Task description: Transcribe the lines below verbatim, skipping the images.

(Data records)
□ □ □

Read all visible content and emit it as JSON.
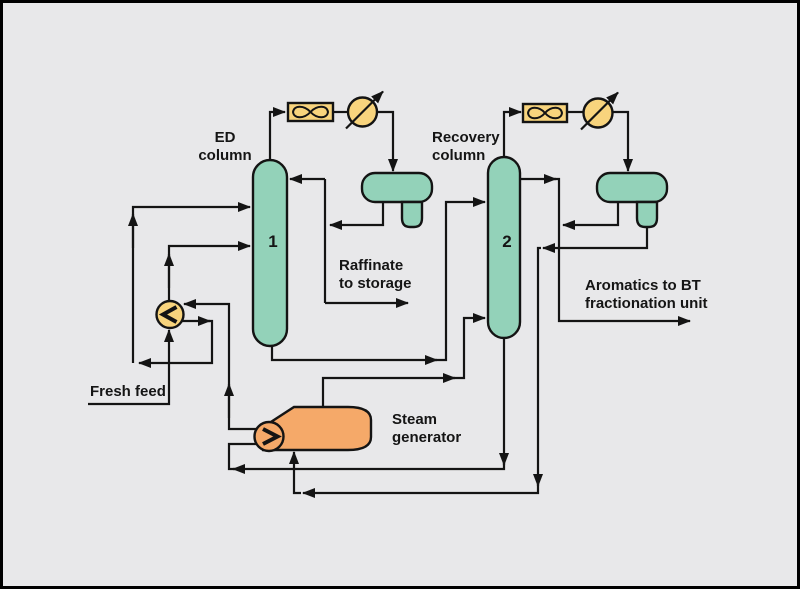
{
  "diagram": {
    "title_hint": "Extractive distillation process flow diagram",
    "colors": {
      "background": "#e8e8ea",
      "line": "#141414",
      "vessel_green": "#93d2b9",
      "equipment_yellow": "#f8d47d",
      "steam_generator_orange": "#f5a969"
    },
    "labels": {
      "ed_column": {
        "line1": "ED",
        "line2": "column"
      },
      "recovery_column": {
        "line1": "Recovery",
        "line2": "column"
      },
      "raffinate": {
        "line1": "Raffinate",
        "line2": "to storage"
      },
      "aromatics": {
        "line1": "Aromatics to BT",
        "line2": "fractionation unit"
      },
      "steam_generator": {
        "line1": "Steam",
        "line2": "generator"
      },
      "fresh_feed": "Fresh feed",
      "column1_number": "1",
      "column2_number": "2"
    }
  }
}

□ □ □

Solution:
Read all visible content and emit it as JSON.
{
  "diagram": {
    "title_hint": "Extractive distillation process flow diagram",
    "colors": {
      "background": "#e8e8ea",
      "line": "#141414",
      "vessel_green": "#93d2b9",
      "equipment_yellow": "#f8d47d",
      "steam_generator_orange": "#f5a969"
    },
    "labels": {
      "ed_column": {
        "line1": "ED",
        "line2": "column"
      },
      "recovery_column": {
        "line1": "Recovery",
        "line2": "column"
      },
      "raffinate": {
        "line1": "Raffinate",
        "line2": "to storage"
      },
      "aromatics": {
        "line1": "Aromatics to BT",
        "line2": "fractionation unit"
      },
      "steam_generator": {
        "line1": "Steam",
        "line2": "generator"
      },
      "fresh_feed": "Fresh feed",
      "column1_number": "1",
      "column2_number": "2"
    }
  }
}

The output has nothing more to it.